Short task
Locate all lines with the word "проживал" and copy them out.

**** Exercise inputs ****

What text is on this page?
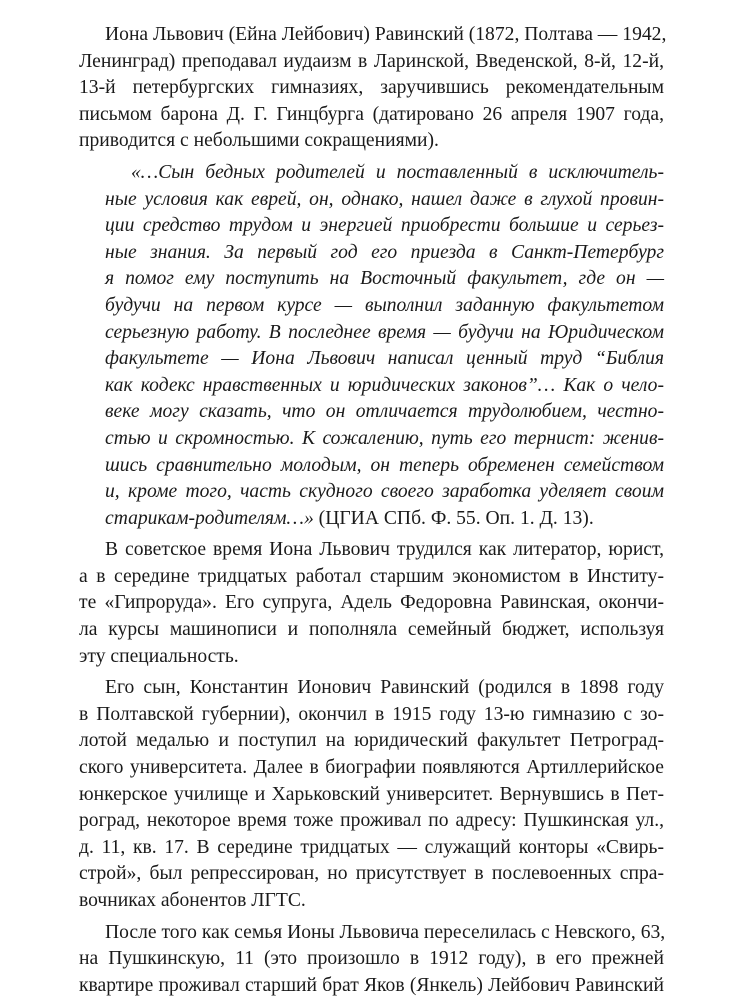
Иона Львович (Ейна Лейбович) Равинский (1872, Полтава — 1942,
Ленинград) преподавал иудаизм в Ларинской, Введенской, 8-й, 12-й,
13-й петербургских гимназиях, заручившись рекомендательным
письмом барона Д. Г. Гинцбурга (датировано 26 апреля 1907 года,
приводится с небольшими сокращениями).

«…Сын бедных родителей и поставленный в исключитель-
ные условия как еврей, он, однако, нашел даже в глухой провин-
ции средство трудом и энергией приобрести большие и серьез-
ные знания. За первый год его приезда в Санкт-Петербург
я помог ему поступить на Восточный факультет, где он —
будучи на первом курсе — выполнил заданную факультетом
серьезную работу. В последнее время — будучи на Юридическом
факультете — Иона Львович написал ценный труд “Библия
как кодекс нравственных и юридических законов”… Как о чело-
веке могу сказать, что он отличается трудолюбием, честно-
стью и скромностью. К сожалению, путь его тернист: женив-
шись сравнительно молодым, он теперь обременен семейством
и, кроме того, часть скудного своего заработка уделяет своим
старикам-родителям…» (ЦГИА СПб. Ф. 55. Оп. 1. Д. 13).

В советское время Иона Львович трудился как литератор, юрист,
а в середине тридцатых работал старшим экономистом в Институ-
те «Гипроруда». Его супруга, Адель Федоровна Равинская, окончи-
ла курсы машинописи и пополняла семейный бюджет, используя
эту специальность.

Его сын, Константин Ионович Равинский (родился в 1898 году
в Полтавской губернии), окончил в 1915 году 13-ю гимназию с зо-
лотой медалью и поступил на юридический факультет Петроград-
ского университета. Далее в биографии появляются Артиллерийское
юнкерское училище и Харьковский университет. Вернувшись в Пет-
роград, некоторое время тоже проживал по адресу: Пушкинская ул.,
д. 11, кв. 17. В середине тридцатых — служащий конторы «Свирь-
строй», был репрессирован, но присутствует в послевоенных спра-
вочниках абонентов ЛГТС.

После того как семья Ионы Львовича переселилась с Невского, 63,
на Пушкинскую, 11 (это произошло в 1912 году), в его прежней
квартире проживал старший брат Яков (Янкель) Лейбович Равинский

****
**** Exercise inputs ****

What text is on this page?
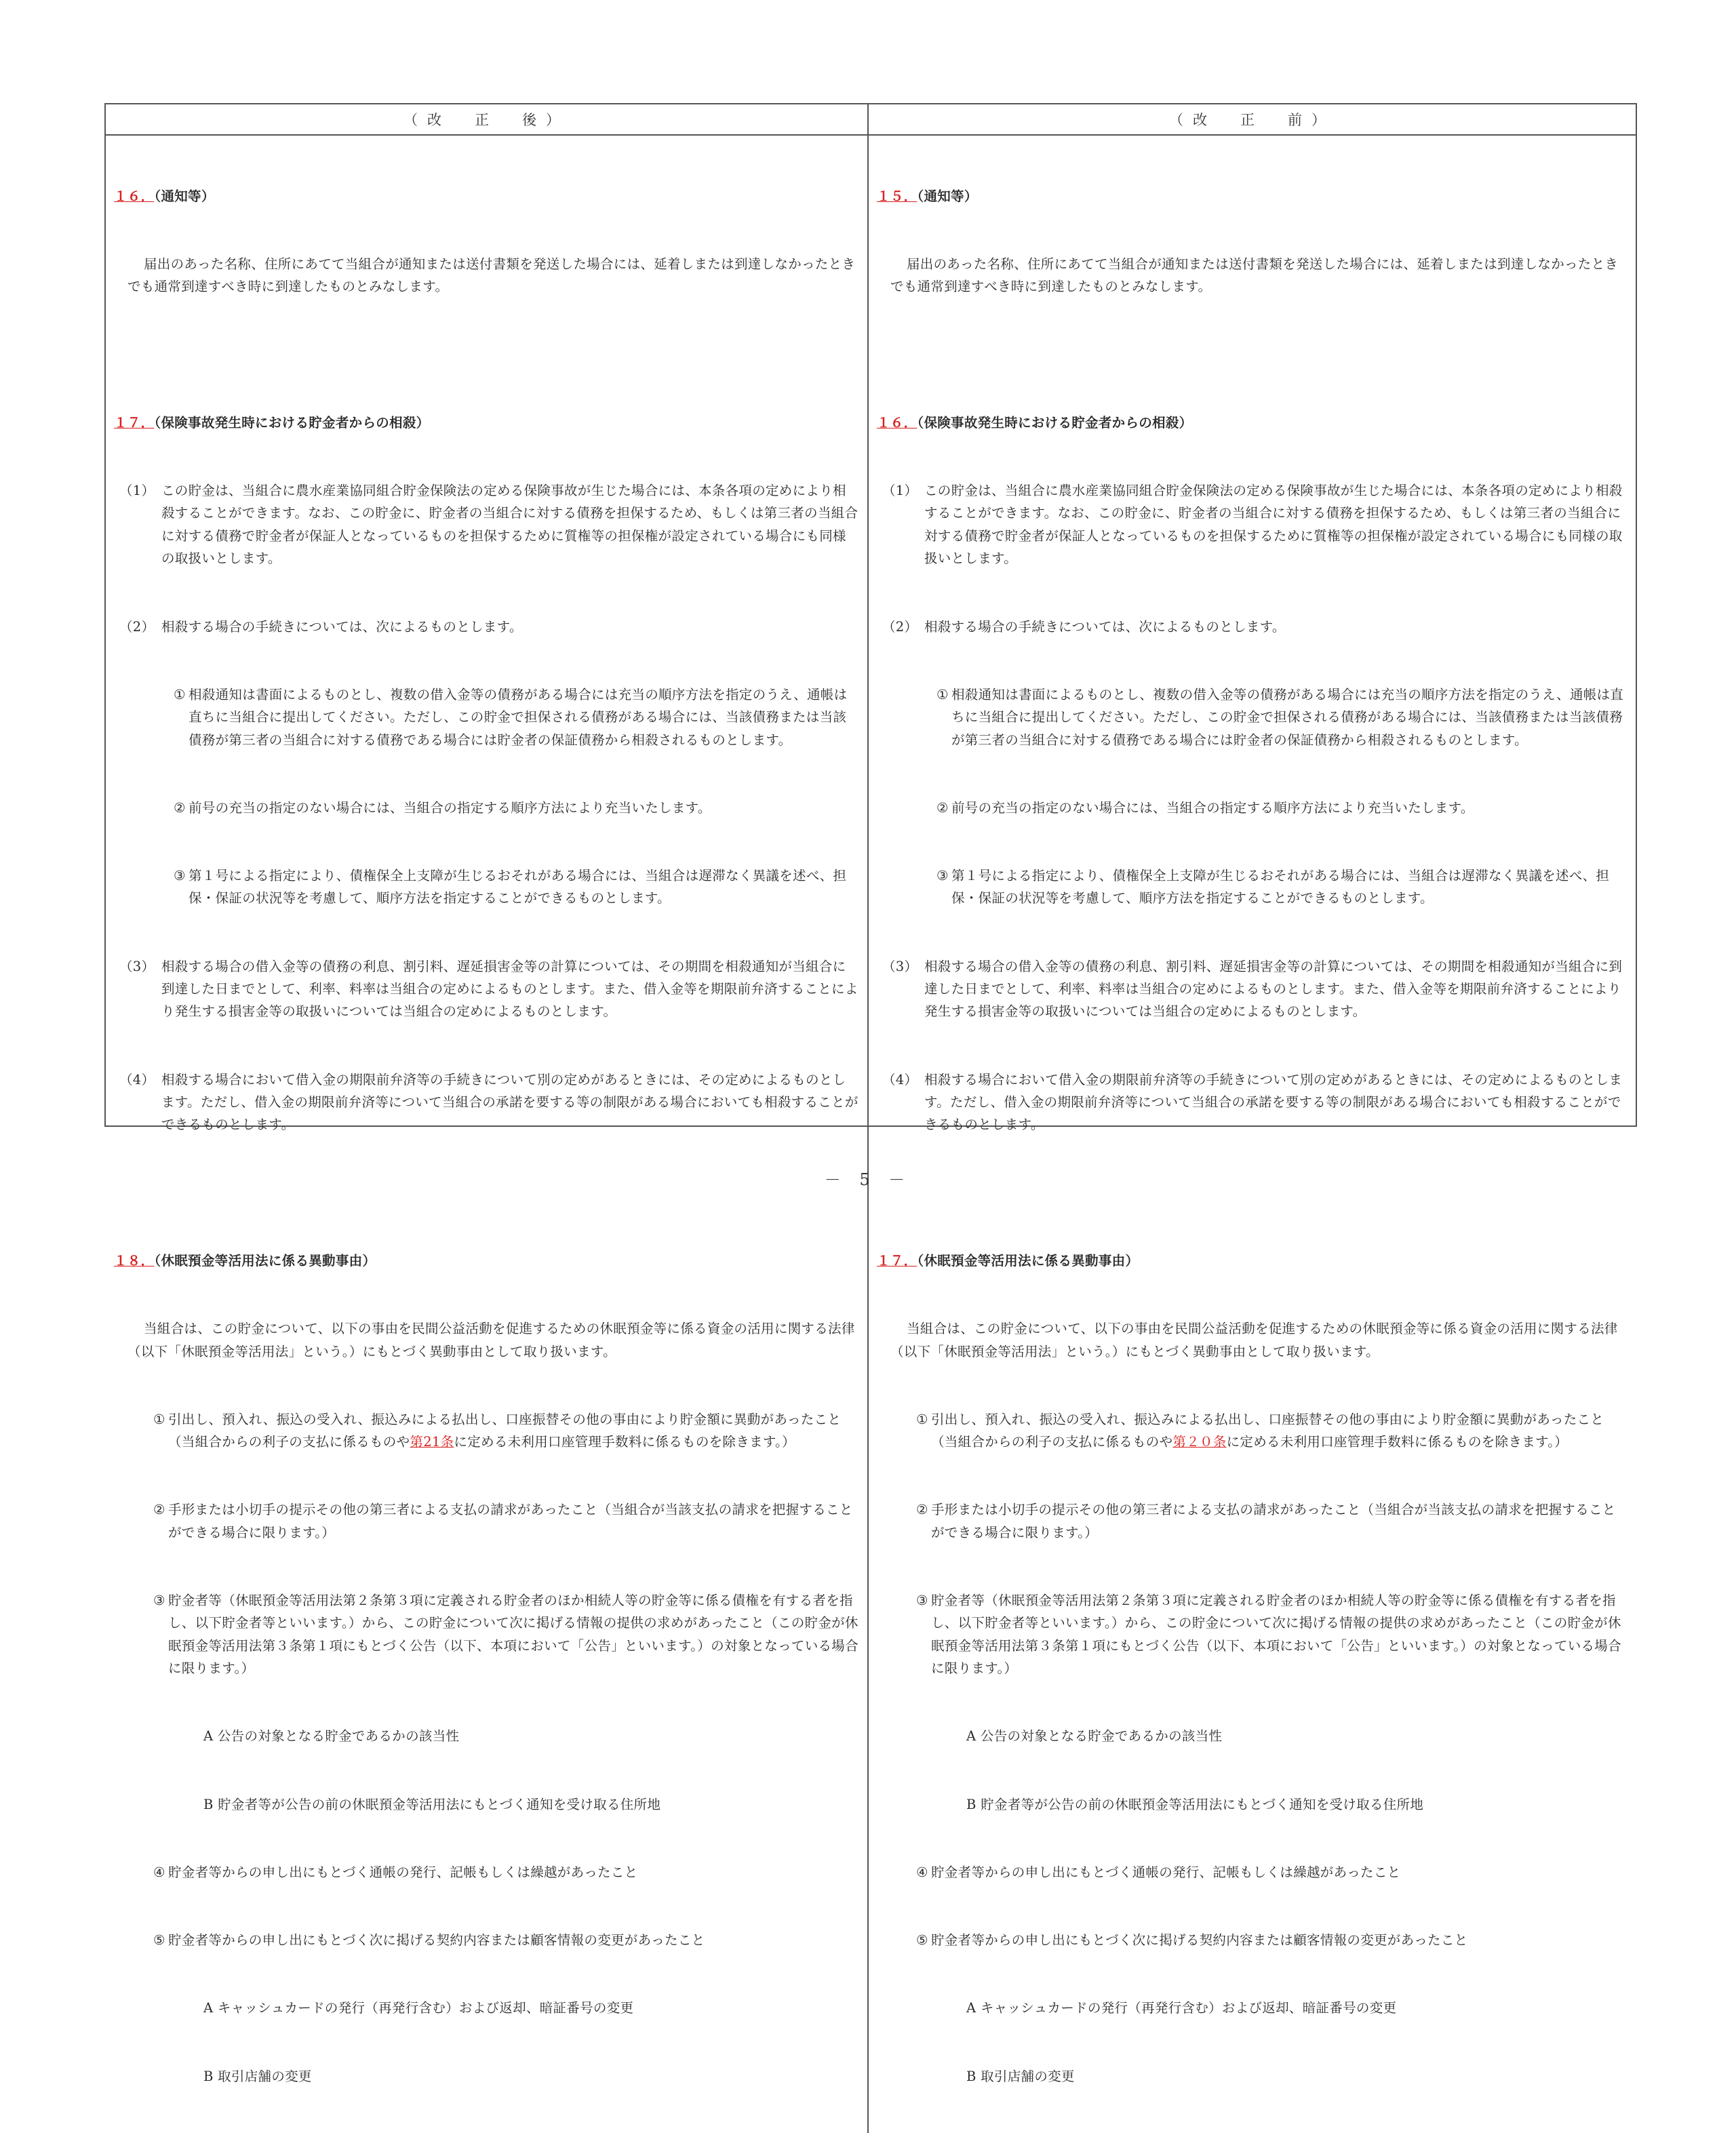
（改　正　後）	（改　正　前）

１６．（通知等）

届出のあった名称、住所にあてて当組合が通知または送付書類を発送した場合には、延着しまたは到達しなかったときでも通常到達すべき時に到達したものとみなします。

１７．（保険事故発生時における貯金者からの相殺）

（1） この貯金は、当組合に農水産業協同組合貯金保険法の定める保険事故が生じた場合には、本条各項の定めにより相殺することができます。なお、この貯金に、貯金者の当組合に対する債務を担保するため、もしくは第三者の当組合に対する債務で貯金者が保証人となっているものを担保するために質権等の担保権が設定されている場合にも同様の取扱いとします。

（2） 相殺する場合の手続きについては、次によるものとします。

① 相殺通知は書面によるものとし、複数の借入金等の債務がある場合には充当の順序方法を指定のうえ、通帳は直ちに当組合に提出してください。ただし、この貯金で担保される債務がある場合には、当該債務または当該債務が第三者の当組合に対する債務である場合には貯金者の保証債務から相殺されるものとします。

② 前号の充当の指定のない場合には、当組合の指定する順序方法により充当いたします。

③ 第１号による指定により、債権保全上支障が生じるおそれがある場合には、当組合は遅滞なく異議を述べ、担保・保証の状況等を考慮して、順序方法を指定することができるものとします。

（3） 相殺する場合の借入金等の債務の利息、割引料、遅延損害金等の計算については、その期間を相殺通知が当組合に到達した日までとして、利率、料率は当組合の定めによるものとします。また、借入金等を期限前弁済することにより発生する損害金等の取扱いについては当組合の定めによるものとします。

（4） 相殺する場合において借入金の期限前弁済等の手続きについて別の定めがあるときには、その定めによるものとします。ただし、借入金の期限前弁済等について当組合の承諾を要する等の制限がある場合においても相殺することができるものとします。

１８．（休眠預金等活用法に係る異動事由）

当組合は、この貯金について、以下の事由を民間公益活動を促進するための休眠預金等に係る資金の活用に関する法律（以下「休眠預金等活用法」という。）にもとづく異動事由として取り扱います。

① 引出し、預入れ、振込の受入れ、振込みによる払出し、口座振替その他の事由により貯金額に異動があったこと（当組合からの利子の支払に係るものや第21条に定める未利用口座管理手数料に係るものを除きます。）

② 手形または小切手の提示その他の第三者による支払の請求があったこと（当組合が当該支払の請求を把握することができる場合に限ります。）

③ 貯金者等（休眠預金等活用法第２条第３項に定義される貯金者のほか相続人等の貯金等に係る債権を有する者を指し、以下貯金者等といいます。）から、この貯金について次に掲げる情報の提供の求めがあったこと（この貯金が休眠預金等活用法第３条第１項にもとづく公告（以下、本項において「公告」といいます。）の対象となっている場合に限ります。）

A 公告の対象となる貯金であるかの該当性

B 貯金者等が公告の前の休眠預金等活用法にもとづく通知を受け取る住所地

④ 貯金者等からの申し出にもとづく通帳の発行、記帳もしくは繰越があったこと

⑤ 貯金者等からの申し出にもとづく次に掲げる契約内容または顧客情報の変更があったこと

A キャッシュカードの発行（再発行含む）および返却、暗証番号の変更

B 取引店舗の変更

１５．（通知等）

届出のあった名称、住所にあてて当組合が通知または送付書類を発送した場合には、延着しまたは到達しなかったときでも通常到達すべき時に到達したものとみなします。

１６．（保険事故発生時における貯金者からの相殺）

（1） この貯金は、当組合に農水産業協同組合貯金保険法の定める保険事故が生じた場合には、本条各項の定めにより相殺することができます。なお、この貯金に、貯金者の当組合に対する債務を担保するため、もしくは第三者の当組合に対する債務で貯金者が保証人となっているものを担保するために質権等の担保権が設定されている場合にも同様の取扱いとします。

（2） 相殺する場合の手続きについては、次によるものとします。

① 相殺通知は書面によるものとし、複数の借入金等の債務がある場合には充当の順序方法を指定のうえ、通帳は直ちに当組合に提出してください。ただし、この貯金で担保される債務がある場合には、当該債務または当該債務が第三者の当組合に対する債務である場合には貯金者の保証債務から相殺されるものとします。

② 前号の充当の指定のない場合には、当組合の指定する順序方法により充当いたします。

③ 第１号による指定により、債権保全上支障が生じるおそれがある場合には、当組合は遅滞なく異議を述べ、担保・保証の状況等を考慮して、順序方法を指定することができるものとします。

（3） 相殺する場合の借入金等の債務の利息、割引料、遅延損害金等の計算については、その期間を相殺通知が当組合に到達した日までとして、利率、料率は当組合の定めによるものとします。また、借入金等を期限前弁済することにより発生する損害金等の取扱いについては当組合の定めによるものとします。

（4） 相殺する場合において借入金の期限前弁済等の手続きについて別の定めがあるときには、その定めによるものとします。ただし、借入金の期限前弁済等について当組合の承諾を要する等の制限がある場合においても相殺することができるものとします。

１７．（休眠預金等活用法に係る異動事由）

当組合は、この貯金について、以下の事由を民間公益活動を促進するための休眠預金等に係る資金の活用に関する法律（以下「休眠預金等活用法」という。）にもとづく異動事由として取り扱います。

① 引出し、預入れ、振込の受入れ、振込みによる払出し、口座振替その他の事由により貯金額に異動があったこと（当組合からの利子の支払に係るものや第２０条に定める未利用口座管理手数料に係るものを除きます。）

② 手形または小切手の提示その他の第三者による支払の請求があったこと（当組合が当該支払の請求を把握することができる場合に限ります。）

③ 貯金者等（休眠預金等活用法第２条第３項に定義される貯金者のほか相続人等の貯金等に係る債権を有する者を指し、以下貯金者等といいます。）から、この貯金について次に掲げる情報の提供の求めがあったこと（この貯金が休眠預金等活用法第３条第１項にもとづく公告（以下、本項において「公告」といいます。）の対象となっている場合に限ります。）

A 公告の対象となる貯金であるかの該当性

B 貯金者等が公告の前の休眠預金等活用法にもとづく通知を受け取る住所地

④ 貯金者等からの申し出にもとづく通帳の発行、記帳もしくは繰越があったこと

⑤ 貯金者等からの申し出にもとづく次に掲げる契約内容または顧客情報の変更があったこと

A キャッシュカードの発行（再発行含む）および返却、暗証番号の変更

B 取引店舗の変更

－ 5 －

****
**** Exercise inputs ****

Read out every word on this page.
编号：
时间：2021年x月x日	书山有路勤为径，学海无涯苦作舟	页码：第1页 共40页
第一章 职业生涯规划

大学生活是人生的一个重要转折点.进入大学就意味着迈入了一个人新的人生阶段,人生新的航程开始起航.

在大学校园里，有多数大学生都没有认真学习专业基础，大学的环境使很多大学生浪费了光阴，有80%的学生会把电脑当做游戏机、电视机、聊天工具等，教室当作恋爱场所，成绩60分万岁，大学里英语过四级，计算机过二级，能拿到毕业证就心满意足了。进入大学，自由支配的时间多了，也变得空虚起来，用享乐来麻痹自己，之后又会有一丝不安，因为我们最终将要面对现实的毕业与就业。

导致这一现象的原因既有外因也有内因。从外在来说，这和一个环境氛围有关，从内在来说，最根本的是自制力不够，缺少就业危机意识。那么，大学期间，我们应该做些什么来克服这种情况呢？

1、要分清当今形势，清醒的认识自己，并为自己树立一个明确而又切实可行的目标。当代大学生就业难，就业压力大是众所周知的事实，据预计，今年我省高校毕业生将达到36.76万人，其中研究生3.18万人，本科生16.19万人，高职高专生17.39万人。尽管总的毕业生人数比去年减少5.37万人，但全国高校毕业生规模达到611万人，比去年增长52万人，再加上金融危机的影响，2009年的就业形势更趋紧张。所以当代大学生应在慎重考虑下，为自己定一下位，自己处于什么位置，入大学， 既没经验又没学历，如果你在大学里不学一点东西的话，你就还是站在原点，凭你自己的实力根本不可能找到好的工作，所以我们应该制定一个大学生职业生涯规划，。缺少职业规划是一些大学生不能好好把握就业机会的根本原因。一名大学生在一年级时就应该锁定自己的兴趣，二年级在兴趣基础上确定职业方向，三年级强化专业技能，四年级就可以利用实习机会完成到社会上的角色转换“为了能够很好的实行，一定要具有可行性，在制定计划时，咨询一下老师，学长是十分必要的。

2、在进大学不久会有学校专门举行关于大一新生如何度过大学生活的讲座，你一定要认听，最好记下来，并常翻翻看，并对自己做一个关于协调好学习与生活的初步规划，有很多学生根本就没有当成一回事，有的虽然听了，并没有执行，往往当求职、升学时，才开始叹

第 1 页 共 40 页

****

Solution to the problem
роград, некоторое время тоже проживал по адресу: Пушкинская ул.,
квартире проживал старший брат Яков (Янкель) Лейбович Равинский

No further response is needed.